### [Task details]
Reproduce all the lines exactly as they stand, apart from the pictures.

### [Information supplied]
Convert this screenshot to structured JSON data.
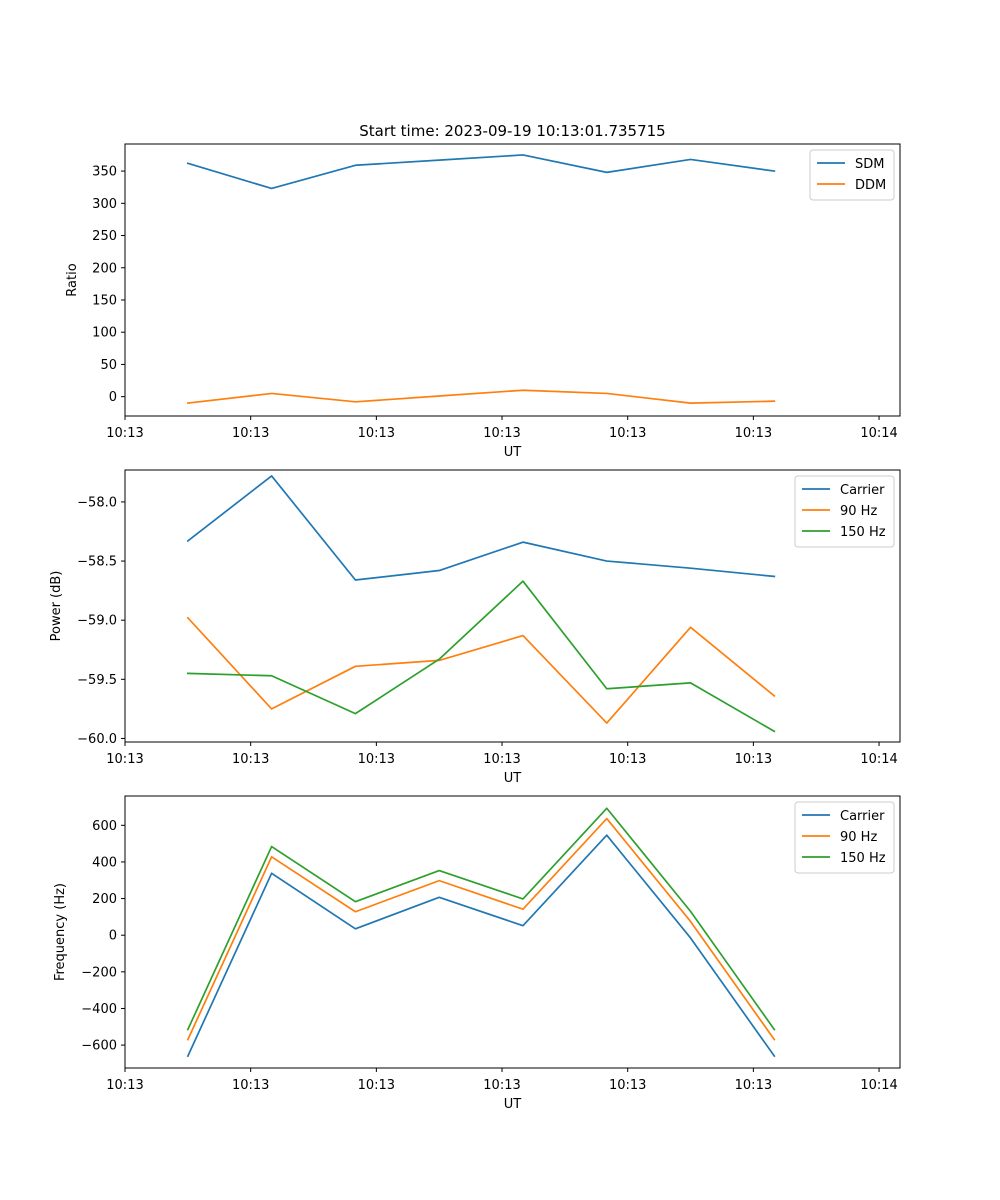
{
  "figure_title": "Start time: 2023-09-19 10:13:01.735715",
  "colors": {
    "blue": "#1f77b4",
    "orange": "#ff7f0e",
    "green": "#2ca02c"
  },
  "chart_data": [
    {
      "type": "line",
      "title": "Start time: 2023-09-19 10:13:01.735715",
      "xlabel": "UT",
      "ylabel": "Ratio",
      "xlim": [
        -0.75,
        8.5
      ],
      "ylim": [
        -30,
        392
      ],
      "x": [
        0,
        1,
        2,
        3,
        4,
        5,
        6,
        7
      ],
      "xticks": [
        -0.75,
        0.75,
        2.25,
        3.75,
        5.25,
        6.75,
        8.25
      ],
      "xtick_labels": [
        "10:13",
        "10:13",
        "10:13",
        "10:13",
        "10:13",
        "10:13",
        "10:14"
      ],
      "yticks": [
        0,
        50,
        100,
        150,
        200,
        250,
        300,
        350
      ],
      "ytick_labels": [
        "0",
        "50",
        "100",
        "150",
        "200",
        "250",
        "300",
        "350"
      ],
      "legend_position": "top-right",
      "series": [
        {
          "name": "SDM",
          "color": "#1f77b4",
          "values": [
            362,
            323,
            359,
            367,
            375,
            348,
            368,
            350
          ]
        },
        {
          "name": "DDM",
          "color": "#ff7f0e",
          "values": [
            -10,
            5,
            -8,
            1,
            10,
            5,
            -10,
            -7
          ]
        }
      ]
    },
    {
      "type": "line",
      "title": "",
      "xlabel": "UT",
      "ylabel": "Power (dB)",
      "xlim": [
        -0.75,
        8.5
      ],
      "ylim": [
        -60.03,
        -57.73
      ],
      "x": [
        0,
        1,
        2,
        3,
        4,
        5,
        6,
        7
      ],
      "xticks": [
        -0.75,
        0.75,
        2.25,
        3.75,
        5.25,
        6.75,
        8.25
      ],
      "xtick_labels": [
        "10:13",
        "10:13",
        "10:13",
        "10:13",
        "10:13",
        "10:13",
        "10:14"
      ],
      "yticks": [
        -60.0,
        -59.5,
        -59.0,
        -58.5,
        -58.0
      ],
      "ytick_labels": [
        "−60.0",
        "−59.5",
        "−59.0",
        "−58.5",
        "−58.0"
      ],
      "legend_position": "top-right",
      "series": [
        {
          "name": "Carrier",
          "color": "#1f77b4",
          "values": [
            -58.33,
            -57.78,
            -58.66,
            -58.58,
            -58.34,
            -58.5,
            -58.56,
            -58.63
          ]
        },
        {
          "name": "90 Hz",
          "color": "#ff7f0e",
          "values": [
            -58.98,
            -59.75,
            -59.39,
            -59.34,
            -59.13,
            -59.87,
            -59.06,
            -59.64
          ]
        },
        {
          "name": "150 Hz",
          "color": "#2ca02c",
          "values": [
            -59.45,
            -59.47,
            -59.79,
            -59.33,
            -58.67,
            -59.58,
            -59.53,
            -59.94
          ]
        }
      ]
    },
    {
      "type": "line",
      "title": "",
      "xlabel": "UT",
      "ylabel": "Frequency (Hz)",
      "xlim": [
        -0.75,
        8.5
      ],
      "ylim": [
        -725,
        760
      ],
      "x": [
        0,
        1,
        2,
        3,
        4,
        5,
        6,
        7
      ],
      "xticks": [
        -0.75,
        0.75,
        2.25,
        3.75,
        5.25,
        6.75,
        8.25
      ],
      "xtick_labels": [
        "10:13",
        "10:13",
        "10:13",
        "10:13",
        "10:13",
        "10:13",
        "10:14"
      ],
      "yticks": [
        -600,
        -400,
        -200,
        0,
        200,
        400,
        600
      ],
      "ytick_labels": [
        "−600",
        "−400",
        "−200",
        "0",
        "200",
        "400",
        "600"
      ],
      "legend_position": "top-right",
      "series": [
        {
          "name": "Carrier",
          "color": "#1f77b4",
          "values": [
            -660,
            338,
            35,
            207,
            52,
            546,
            -15,
            -660
          ]
        },
        {
          "name": "90 Hz",
          "color": "#ff7f0e",
          "values": [
            -570,
            428,
            128,
            298,
            142,
            637,
            75,
            -570
          ]
        },
        {
          "name": "150 Hz",
          "color": "#2ca02c",
          "values": [
            -515,
            484,
            183,
            353,
            198,
            693,
            130,
            -515
          ]
        }
      ]
    }
  ]
}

### [Response below]
Convert this screenshot to structured JSON data.
{
  "figure_title": "Start time: 2023-09-19 10:13:01.735715",
  "colors": {
    "blue": "#1f77b4",
    "orange": "#ff7f0e",
    "green": "#2ca02c"
  },
  "chart_data": [
    {
      "type": "line",
      "title": "Start time: 2023-09-19 10:13:01.735715",
      "xlabel": "UT",
      "ylabel": "Ratio",
      "xlim": [
        -0.75,
        8.5
      ],
      "ylim": [
        -30,
        392
      ],
      "x": [
        0,
        1,
        2,
        3,
        4,
        5,
        6,
        7
      ],
      "xticks": [
        -0.75,
        0.75,
        2.25,
        3.75,
        5.25,
        6.75,
        8.25
      ],
      "xtick_labels": [
        "10:13",
        "10:13",
        "10:13",
        "10:13",
        "10:13",
        "10:13",
        "10:14"
      ],
      "yticks": [
        0,
        50,
        100,
        150,
        200,
        250,
        300,
        350
      ],
      "ytick_labels": [
        "0",
        "50",
        "100",
        "150",
        "200",
        "250",
        "300",
        "350"
      ],
      "legend_position": "top-right",
      "series": [
        {
          "name": "SDM",
          "color": "#1f77b4",
          "values": [
            362,
            323,
            359,
            367,
            375,
            348,
            368,
            350
          ]
        },
        {
          "name": "DDM",
          "color": "#ff7f0e",
          "values": [
            -10,
            5,
            -8,
            1,
            10,
            5,
            -10,
            -7
          ]
        }
      ]
    },
    {
      "type": "line",
      "title": "",
      "xlabel": "UT",
      "ylabel": "Power (dB)",
      "xlim": [
        -0.75,
        8.5
      ],
      "ylim": [
        -60.03,
        -57.73
      ],
      "x": [
        0,
        1,
        2,
        3,
        4,
        5,
        6,
        7
      ],
      "xticks": [
        -0.75,
        0.75,
        2.25,
        3.75,
        5.25,
        6.75,
        8.25
      ],
      "xtick_labels": [
        "10:13",
        "10:13",
        "10:13",
        "10:13",
        "10:13",
        "10:13",
        "10:14"
      ],
      "yticks": [
        -60.0,
        -59.5,
        -59.0,
        -58.5,
        -58.0
      ],
      "ytick_labels": [
        "−60.0",
        "−59.5",
        "−59.0",
        "−58.5",
        "−58.0"
      ],
      "legend_position": "top-right",
      "series": [
        {
          "name": "Carrier",
          "color": "#1f77b4",
          "values": [
            -58.33,
            -57.78,
            -58.66,
            -58.58,
            -58.34,
            -58.5,
            -58.56,
            -58.63
          ]
        },
        {
          "name": "90 Hz",
          "color": "#ff7f0e",
          "values": [
            -58.98,
            -59.75,
            -59.39,
            -59.34,
            -59.13,
            -59.87,
            -59.06,
            -59.64
          ]
        },
        {
          "name": "150 Hz",
          "color": "#2ca02c",
          "values": [
            -59.45,
            -59.47,
            -59.79,
            -59.33,
            -58.67,
            -59.58,
            -59.53,
            -59.94
          ]
        }
      ]
    },
    {
      "type": "line",
      "title": "",
      "xlabel": "UT",
      "ylabel": "Frequency (Hz)",
      "xlim": [
        -0.75,
        8.5
      ],
      "ylim": [
        -725,
        760
      ],
      "x": [
        0,
        1,
        2,
        3,
        4,
        5,
        6,
        7
      ],
      "xticks": [
        -0.75,
        0.75,
        2.25,
        3.75,
        5.25,
        6.75,
        8.25
      ],
      "xtick_labels": [
        "10:13",
        "10:13",
        "10:13",
        "10:13",
        "10:13",
        "10:13",
        "10:14"
      ],
      "yticks": [
        -600,
        -400,
        -200,
        0,
        200,
        400,
        600
      ],
      "ytick_labels": [
        "−600",
        "−400",
        "−200",
        "0",
        "200",
        "400",
        "600"
      ],
      "legend_position": "top-right",
      "series": [
        {
          "name": "Carrier",
          "color": "#1f77b4",
          "values": [
            -660,
            338,
            35,
            207,
            52,
            546,
            -15,
            -660
          ]
        },
        {
          "name": "90 Hz",
          "color": "#ff7f0e",
          "values": [
            -570,
            428,
            128,
            298,
            142,
            637,
            75,
            -570
          ]
        },
        {
          "name": "150 Hz",
          "color": "#2ca02c",
          "values": [
            -515,
            484,
            183,
            353,
            198,
            693,
            130,
            -515
          ]
        }
      ]
    }
  ]
}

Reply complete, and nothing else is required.